- _WHAT TO PRODUCE_
Reproduce the records below exactly as they appear, omitting any pictures they contain.

- _EXERCISE MATERIAL_
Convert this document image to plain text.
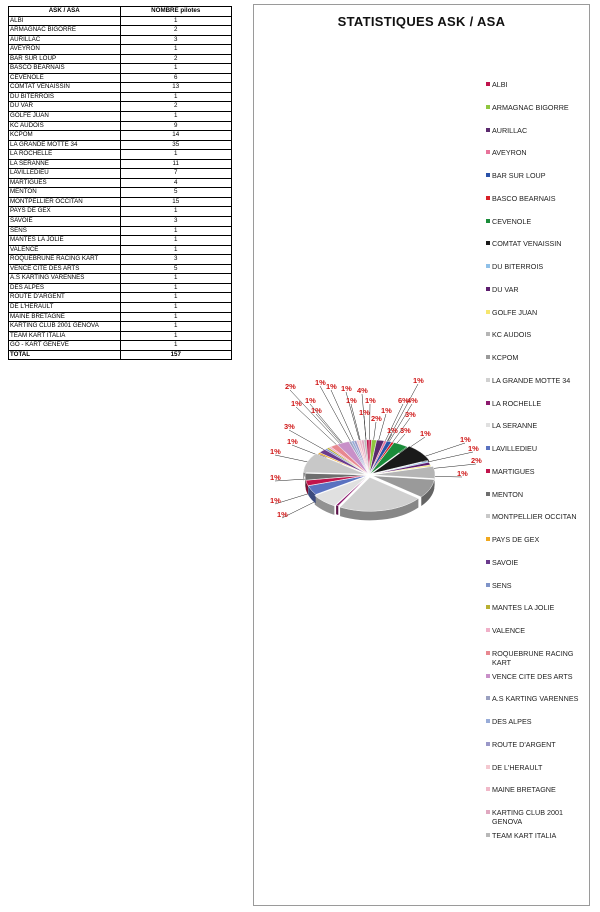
ASK / ASA	NOMBRE pilotes
ALBI	1
ARMAGNAC BIGORRE	2
AURILLAC	3
AVEYRON	1
BAR SUR LOUP	2
BASCO BEARNAIS	1
CEVENOLE	6
COMTAT VENAISSIN	13
DU BITERROIS	1
DU VAR	2
GOLFE JUAN	1
KC AUDOIS	9
KCPOM	14
LA GRANDE MOTTE 34	35
LA ROCHELLE	1
LA SERANNE	11
LAVILLEDIEU	7
MARTIGUES	4
MENTON	5
MONTPELLIER OCCITAN	15
PAYS DE GEX	1
SAVOIE	3
SENS	1
MANTES LA JOLIE	1
VALENCE	1
ROQUEBRUNE RACING KART	3
VENCE CITE DES ARTS	5
A.S KARTING VARENNES	1
DES ALPES	1
ROUTE D'ARGENT	1
DE L'HERAULT	1
MAINE BRETAGNE	1
KARTING CLUB 2001 GENOVA	1
TEAM KART ITALIA	1
GO - KART GENEVE	1
TOTAL	157
STATISTIQUES ASK / ASA
1% 1%
2%	1% 1% 1% 4%
1% 1%
1% 1%
6%
1%
4%
3%
3%
1%
2%
1%
1%
1%
2%
1%
1%
3%
1%
1%
1%
1%
1%
ALBI
ARMAGNAC BIGORRE
AURILLAC
AVEYRON
BAR SUR LOUP
BASCO BEARNAIS
CEVENOLE
COMTAT VENAISSIN
DU BITERROIS
DU VAR
GOLFE JUAN
KC AUDOIS
KCPOM
LA GRANDE MOTTE 34
LA ROCHELLE
LA SERANNE
LAVILLEDIEU
MARTIGUES
MENTON
MONTPELLIER OCCITAN
PAYS DE GEX
SAVOIE
SENS
MANTES LA JOLIE
VALENCE
ROQUEBRUNE RACING KART
VENCE CITE DES ARTS
A.S KARTING VARENNES
DES ALPES
ROUTE D'ARGENT
DE L'HERAULT
MAINE BRETAGNE
KARTING CLUB 2001 GENOVA
TEAM KART ITALIA
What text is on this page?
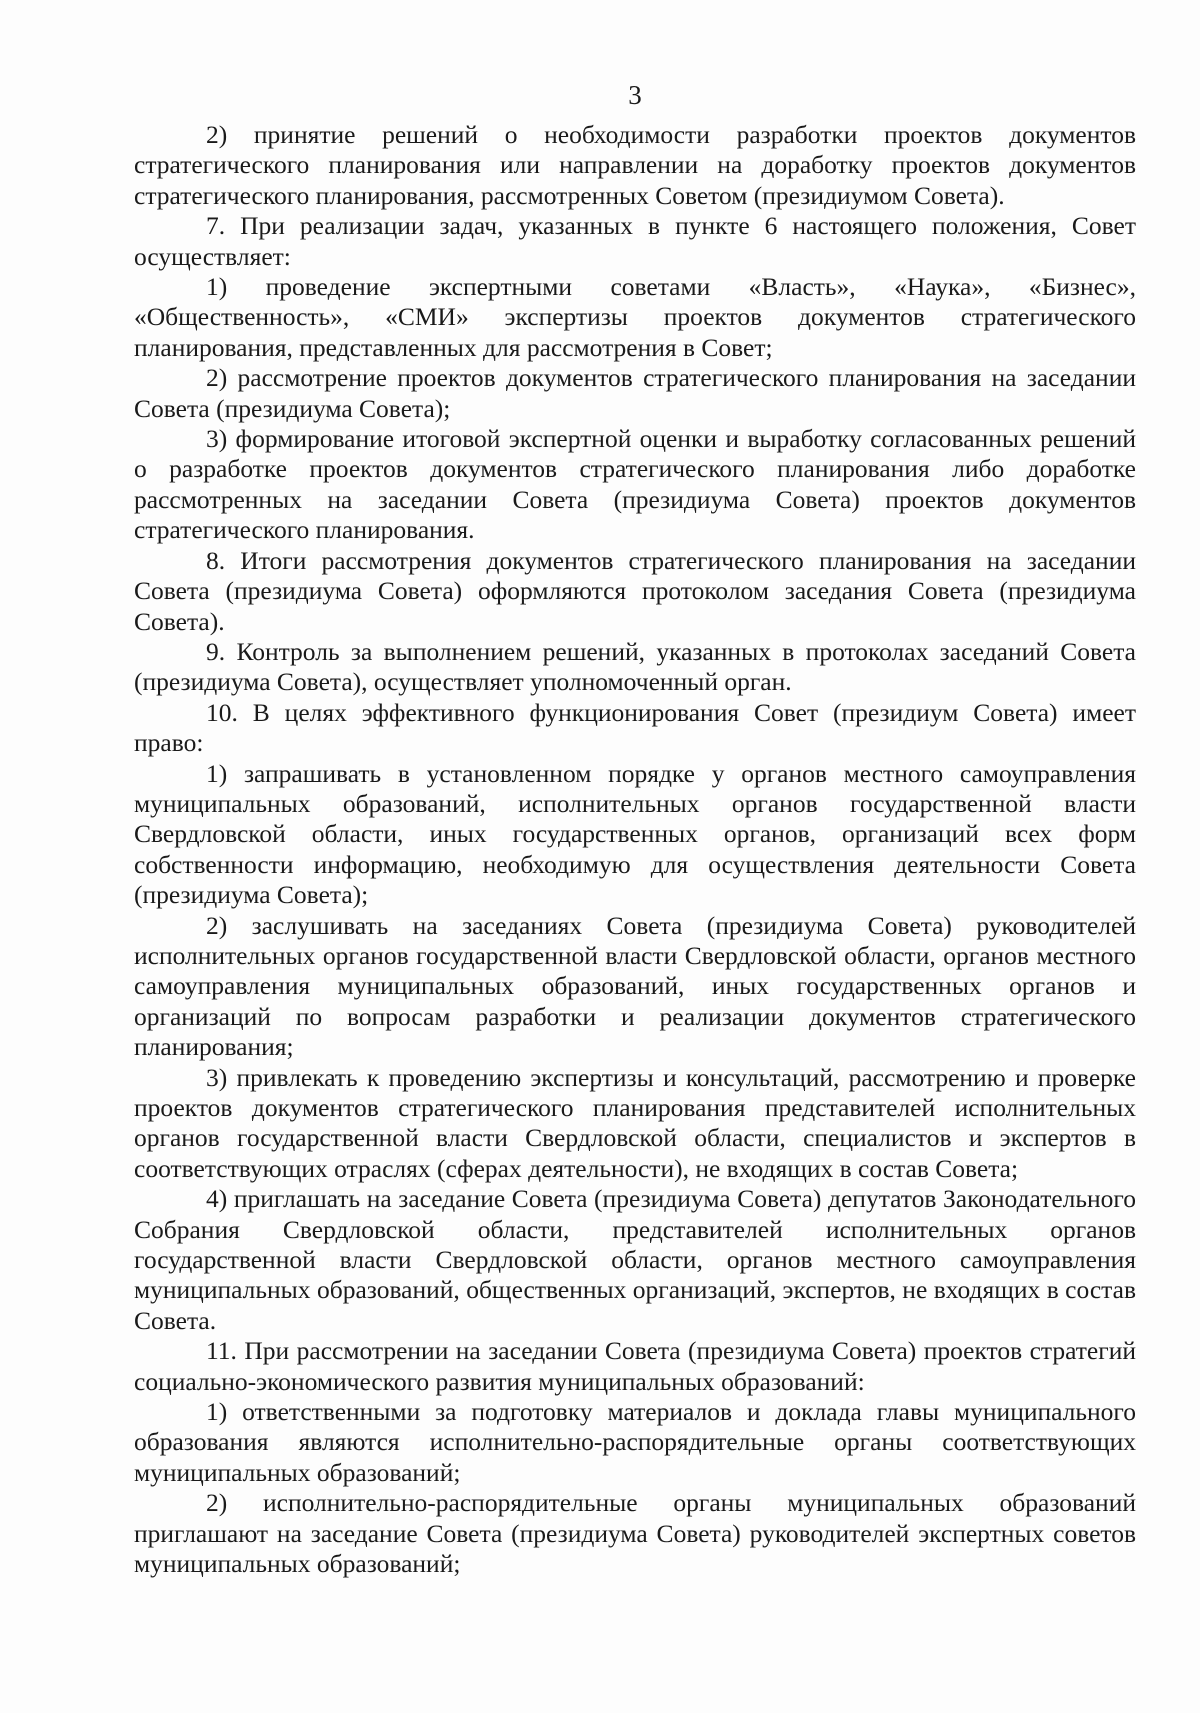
3

2) принятие решений о необходимости разработки проектов документов стратегического планирования или направлении на доработку проектов документов стратегического планирования, рассмотренных Советом (президиумом Совета).

7. При реализации задач, указанных в пункте 6 настоящего положения, Совет осуществляет:

1) проведение экспертными советами «Власть», «Наука», «Бизнес», «Общественность», «СМИ» экспертизы проектов документов стратегического планирования, представленных для рассмотрения в Совет;

2) рассмотрение проектов документов стратегического планирования на заседании Совета (президиума Совета);

3) формирование итоговой экспертной оценки и выработку согласованных решений о разработке проектов документов стратегического планирования либо доработке рассмотренных на заседании Совета (президиума Совета) проектов документов стратегического планирования.

8. Итоги рассмотрения документов стратегического планирования на заседании Совета (президиума Совета) оформляются протоколом заседания Совета (президиума Совета).

9. Контроль за выполнением решений, указанных в протоколах заседаний Совета (президиума Совета), осуществляет уполномоченный орган.

10. В целях эффективного функционирования Совет (президиум Совета) имеет право:

1) запрашивать в установленном порядке у органов местного самоуправления муниципальных образований, исполнительных органов государственной власти Свердловской области, иных государственных органов, организаций всех форм собственности информацию, необходимую для осуществления деятельности Совета (президиума Совета);

2) заслушивать на заседаниях Совета (президиума Совета) руководителей исполнительных органов государственной власти Свердловской области, органов местного самоуправления муниципальных образований, иных государственных органов и организаций по вопросам разработки и реализации документов стратегического планирования;

3) привлекать к проведению экспертизы и консультаций, рассмотрению и проверке проектов документов стратегического планирования представителей исполнительных органов государственной власти Свердловской области, специалистов и экспертов в соответствующих отраслях (сферах деятельности), не входящих в состав Совета;

4) приглашать на заседание Совета (президиума Совета) депутатов Законодательного Собрания Свердловской области, представителей исполнительных органов государственной власти Свердловской области, органов местного самоуправления муниципальных образований, общественных организаций, экспертов, не входящих в состав Совета.

11. При рассмотрении на заседании Совета (президиума Совета) проектов стратегий социально-экономического развития муниципальных образований:

1) ответственными за подготовку материалов и доклада главы муниципального образования являются исполнительно-распорядительные органы соответствующих муниципальных образований;

2) исполнительно-распорядительные органы муниципальных образований приглашают на заседание Совета (президиума Совета) руководителей экспертных советов муниципальных образований;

- _EXERCISE ANSWER_
Convert this document image to plain text.
ASK / ASA	NOMBRE pilotes
ALBI	1
ARMAGNAC BIGORRE	2
AURILLAC	3
AVEYRON	1
BAR SUR LOUP	2
BASCO BEARNAIS	1
CEVENOLE	6
COMTAT VENAISSIN	13
DU BITERROIS	1
DU VAR	2
GOLFE JUAN	1
KC AUDOIS	9
KCPOM	14
LA GRANDE MOTTE 34	35
LA ROCHELLE	1
LA SERANNE	11
LAVILLEDIEU	7
MARTIGUES	4
MENTON	5
MONTPELLIER OCCITAN	15
PAYS DE GEX	1
SAVOIE	3
SENS	1
MANTES LA JOLIE	1
VALENCE	1
ROQUEBRUNE RACING KART	3
VENCE CITE DES ARTS	5
A.S KARTING VARENNES	1
DES ALPES	1
ROUTE D'ARGENT	1
DE L'HERAULT	1
MAINE BRETAGNE	1
KARTING CLUB 2001 GENOVA	1
TEAM KART ITALIA	1
GO - KART GENEVE	1
TOTAL	157
STATISTIQUES ASK / ASA
1% 1%
2%	1% 1% 1% 4%
1% 1%
1% 1%
6%
1%
4%
3%
3%
1%
2%
1%
1%
1%
2%
1%
1%
3%
1%
1%
1%
1%
1%
ALBI
ARMAGNAC BIGORRE
AURILLAC
AVEYRON
BAR SUR LOUP
BASCO BEARNAIS
CEVENOLE
COMTAT VENAISSIN
DU BITERROIS
DU VAR
GOLFE JUAN
KC AUDOIS
KCPOM
LA GRANDE MOTTE 34
LA ROCHELLE
LA SERANNE
LAVILLEDIEU
MARTIGUES
MENTON
MONTPELLIER OCCITAN
PAYS DE GEX
SAVOIE
SENS
MANTES LA JOLIE
VALENCE
ROQUEBRUNE RACING KART
VENCE CITE DES ARTS
A.S KARTING VARENNES
DES ALPES
ROUTE D'ARGENT
DE L'HERAULT
MAINE BRETAGNE
KARTING CLUB 2001 GENOVA
TEAM KART ITALIA
What text is on this page?
3

2) принятие решений о необходимости разработки проектов документов стратегического планирования или направлении на доработку проектов документов стратегического планирования, рассмотренных Советом (президиумом Совета).

7. При реализации задач, указанных в пункте 6 настоящего положения, Совет осуществляет:

1) проведение экспертными советами «Власть», «Наука», «Бизнес», «Общественность», «СМИ» экспертизы проектов документов стратегического планирования, представленных для рассмотрения в Совет;

2) рассмотрение проектов документов стратегического планирования на заседании Совета (президиума Совета);

3) формирование итоговой экспертной оценки и выработку согласованных решений о разработке проектов документов стратегического планирования либо доработке рассмотренных на заседании Совета (президиума Совета) проектов документов стратегического планирования.

8. Итоги рассмотрения документов стратегического планирования на заседании Совета (президиума Совета) оформляются протоколом заседания Совета (президиума Совета).

9. Контроль за выполнением решений, указанных в протоколах заседаний Совета (президиума Совета), осуществляет уполномоченный орган.

10. В целях эффективного функционирования Совет (президиум Совета) имеет право:

1) запрашивать в установленном порядке у органов местного самоуправления муниципальных образований, исполнительных органов государственной власти Свердловской области, иных государственных органов, организаций всех форм собственности информацию, необходимую для осуществления деятельности Совета (президиума Совета);

2) заслушивать на заседаниях Совета (президиума Совета) руководителей исполнительных органов государственной власти Свердловской области, органов местного самоуправления муниципальных образований, иных государственных органов и организаций по вопросам разработки и реализации документов стратегического планирования;

3) привлекать к проведению экспертизы и консультаций, рассмотрению и проверке проектов документов стратегического планирования представителей исполнительных органов государственной власти Свердловской области, специалистов и экспертов в соответствующих отраслях (сферах деятельности), не входящих в состав Совета;

4) приглашать на заседание Совета (президиума Совета) депутатов Законодательного Собрания Свердловской области, представителей исполнительных органов государственной власти Свердловской области, органов местного самоуправления муниципальных образований, общественных организаций, экспертов, не входящих в состав Совета.

11. При рассмотрении на заседании Совета (президиума Совета) проектов стратегий социально-экономического развития муниципальных образований:

1) ответственными за подготовку материалов и доклада главы муниципального образования являются исполнительно-распорядительные органы соответствующих муниципальных образований;

2) исполнительно-распорядительные органы муниципальных образований приглашают на заседание Совета (президиума Совета) руководителей экспертных советов муниципальных образований;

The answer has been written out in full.